[BEGIN RECORD EXTRACTS]
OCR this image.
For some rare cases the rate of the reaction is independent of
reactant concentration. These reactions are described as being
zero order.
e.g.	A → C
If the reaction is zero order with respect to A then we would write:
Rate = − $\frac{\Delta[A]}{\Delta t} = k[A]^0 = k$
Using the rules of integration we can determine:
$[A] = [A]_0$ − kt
[END RECORD EXTRACTS]
[BEGIN RECORD EXTRACTS]
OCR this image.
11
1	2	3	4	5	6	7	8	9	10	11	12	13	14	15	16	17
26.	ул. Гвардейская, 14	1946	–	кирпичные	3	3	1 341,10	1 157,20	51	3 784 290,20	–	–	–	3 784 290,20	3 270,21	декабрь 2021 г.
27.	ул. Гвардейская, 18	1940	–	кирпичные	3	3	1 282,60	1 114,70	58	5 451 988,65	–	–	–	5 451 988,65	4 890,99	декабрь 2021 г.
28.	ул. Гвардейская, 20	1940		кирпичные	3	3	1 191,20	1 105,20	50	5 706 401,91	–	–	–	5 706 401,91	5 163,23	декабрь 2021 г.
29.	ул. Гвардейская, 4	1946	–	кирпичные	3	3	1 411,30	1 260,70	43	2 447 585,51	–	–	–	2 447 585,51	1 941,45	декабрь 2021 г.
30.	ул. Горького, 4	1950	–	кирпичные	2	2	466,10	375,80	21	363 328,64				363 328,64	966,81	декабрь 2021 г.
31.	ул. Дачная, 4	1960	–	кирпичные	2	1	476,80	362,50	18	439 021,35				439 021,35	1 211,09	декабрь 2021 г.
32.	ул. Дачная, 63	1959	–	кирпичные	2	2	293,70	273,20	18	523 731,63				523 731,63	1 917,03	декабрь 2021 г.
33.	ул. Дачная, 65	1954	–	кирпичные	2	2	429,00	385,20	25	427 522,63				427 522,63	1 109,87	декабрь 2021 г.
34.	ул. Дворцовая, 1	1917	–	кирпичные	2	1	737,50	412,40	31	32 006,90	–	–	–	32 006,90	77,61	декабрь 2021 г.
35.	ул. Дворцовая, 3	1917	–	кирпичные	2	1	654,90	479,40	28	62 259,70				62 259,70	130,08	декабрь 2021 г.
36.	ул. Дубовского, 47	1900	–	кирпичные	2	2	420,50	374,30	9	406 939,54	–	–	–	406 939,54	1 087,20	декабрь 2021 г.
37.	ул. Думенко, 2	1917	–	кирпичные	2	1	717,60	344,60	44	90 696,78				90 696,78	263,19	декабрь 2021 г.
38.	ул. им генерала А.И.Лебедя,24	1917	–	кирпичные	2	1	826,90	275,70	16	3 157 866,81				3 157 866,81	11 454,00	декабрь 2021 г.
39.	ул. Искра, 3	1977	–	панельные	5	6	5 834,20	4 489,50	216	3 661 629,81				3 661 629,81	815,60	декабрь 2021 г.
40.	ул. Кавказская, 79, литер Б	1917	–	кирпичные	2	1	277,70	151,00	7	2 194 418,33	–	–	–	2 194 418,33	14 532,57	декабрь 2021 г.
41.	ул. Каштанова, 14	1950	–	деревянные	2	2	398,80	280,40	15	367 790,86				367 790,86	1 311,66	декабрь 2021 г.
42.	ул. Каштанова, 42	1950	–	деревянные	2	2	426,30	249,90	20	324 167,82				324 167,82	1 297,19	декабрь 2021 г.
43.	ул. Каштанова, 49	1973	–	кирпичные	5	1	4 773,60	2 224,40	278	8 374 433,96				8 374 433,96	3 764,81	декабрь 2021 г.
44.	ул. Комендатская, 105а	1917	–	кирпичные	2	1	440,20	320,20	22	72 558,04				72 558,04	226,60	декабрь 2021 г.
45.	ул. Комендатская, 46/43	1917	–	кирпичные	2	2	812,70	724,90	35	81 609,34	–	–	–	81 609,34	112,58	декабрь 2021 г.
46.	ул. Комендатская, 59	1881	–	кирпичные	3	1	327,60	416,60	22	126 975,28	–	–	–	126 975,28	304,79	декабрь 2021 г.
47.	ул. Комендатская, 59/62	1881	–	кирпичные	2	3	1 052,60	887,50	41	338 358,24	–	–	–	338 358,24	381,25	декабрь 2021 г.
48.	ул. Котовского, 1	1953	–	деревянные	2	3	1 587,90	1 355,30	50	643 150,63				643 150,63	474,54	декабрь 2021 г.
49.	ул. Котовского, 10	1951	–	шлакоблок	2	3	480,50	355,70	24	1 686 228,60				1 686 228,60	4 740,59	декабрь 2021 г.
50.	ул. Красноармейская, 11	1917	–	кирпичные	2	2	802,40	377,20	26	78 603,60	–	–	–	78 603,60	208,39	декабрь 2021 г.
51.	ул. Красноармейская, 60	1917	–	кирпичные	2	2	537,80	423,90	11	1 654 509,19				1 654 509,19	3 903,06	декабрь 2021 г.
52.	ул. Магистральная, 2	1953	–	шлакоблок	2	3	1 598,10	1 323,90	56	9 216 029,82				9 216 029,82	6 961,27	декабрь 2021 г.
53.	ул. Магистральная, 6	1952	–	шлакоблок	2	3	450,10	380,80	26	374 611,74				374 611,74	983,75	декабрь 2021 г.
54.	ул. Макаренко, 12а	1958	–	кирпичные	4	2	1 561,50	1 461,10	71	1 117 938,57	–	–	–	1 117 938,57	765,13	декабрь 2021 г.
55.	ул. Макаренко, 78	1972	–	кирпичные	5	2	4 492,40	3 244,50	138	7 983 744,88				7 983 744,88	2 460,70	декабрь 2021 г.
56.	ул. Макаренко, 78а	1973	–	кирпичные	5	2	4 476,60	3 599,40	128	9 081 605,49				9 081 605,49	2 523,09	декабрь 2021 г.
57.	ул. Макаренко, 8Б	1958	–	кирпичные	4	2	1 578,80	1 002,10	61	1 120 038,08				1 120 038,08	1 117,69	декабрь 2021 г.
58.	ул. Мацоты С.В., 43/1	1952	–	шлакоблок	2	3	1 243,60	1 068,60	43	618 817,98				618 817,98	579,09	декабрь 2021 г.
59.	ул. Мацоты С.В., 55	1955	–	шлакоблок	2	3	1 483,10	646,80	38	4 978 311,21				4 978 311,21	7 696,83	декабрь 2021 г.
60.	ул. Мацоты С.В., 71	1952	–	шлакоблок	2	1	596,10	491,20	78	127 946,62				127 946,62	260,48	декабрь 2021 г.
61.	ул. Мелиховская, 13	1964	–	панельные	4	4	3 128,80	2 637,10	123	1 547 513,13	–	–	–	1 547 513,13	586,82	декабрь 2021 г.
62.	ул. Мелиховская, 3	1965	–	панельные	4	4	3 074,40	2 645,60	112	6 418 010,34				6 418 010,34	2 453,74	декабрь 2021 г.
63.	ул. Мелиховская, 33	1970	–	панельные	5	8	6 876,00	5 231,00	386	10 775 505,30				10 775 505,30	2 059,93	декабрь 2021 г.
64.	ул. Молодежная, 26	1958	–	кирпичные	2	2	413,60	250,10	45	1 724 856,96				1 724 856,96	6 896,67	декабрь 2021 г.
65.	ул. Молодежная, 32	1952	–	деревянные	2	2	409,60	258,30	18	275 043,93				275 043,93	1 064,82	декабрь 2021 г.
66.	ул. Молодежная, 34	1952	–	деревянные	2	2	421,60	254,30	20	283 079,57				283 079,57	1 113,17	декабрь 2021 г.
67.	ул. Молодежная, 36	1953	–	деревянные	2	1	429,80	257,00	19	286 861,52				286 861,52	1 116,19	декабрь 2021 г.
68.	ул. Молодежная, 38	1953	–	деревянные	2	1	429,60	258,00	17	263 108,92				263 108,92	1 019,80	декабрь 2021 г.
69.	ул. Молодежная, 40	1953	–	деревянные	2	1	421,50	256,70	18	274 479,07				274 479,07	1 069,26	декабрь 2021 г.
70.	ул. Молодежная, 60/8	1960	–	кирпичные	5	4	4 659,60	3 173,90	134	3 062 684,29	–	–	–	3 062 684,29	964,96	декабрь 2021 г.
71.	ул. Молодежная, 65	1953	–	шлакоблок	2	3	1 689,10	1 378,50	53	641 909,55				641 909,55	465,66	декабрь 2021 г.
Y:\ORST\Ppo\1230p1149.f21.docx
[END RECORD EXTRACTS]
» STATED PROBLEM: In the records above, find the lines containing "zero" and copy them.

» SOLUTION TO THIS EXERCISE:
zero order.
If the reaction is zero order with respect to A then we would write:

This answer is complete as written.